(Entries taken from a collection)

--*--

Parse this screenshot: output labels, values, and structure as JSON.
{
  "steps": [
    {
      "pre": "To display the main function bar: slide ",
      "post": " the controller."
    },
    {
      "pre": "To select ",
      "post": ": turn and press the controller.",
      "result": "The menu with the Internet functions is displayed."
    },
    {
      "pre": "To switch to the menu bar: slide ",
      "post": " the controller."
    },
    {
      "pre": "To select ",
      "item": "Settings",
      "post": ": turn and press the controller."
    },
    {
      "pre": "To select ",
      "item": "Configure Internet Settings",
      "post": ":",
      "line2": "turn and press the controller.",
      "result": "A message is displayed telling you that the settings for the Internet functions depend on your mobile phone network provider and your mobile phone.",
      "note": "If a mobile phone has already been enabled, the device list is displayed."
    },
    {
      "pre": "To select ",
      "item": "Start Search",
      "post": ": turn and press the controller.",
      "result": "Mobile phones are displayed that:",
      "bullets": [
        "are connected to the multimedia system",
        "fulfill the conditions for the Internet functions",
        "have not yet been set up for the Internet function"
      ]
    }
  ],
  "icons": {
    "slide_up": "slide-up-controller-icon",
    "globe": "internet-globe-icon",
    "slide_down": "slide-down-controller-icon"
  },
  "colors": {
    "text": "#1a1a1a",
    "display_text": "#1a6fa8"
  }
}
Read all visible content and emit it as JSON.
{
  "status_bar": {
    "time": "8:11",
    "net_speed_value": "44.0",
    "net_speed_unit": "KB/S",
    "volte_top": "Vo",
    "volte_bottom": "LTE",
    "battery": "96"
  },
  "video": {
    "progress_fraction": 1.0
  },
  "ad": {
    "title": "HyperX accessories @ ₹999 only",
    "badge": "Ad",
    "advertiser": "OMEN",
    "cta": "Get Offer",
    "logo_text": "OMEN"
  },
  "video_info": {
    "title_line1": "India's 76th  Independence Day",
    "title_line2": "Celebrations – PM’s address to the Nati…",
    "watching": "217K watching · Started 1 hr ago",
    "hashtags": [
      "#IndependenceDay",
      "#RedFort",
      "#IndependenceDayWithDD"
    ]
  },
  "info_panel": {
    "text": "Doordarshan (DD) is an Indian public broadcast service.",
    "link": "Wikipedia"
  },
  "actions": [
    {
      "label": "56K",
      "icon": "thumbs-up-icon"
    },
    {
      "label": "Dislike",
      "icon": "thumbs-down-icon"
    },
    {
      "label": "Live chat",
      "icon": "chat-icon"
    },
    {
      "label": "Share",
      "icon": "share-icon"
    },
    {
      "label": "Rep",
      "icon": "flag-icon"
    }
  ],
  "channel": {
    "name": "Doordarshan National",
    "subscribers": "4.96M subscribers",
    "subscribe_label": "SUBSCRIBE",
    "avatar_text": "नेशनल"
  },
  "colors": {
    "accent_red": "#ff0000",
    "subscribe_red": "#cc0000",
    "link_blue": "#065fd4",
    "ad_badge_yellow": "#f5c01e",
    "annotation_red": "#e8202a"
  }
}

--*--

▶ _Task description_
Pull out all lines from the entries above that include the word "been".

▶ _Response for this exercise_
      "note": "If a mobile phone has already been enabled, the device list is displayed."
        "have not yet been set up for the Internet function"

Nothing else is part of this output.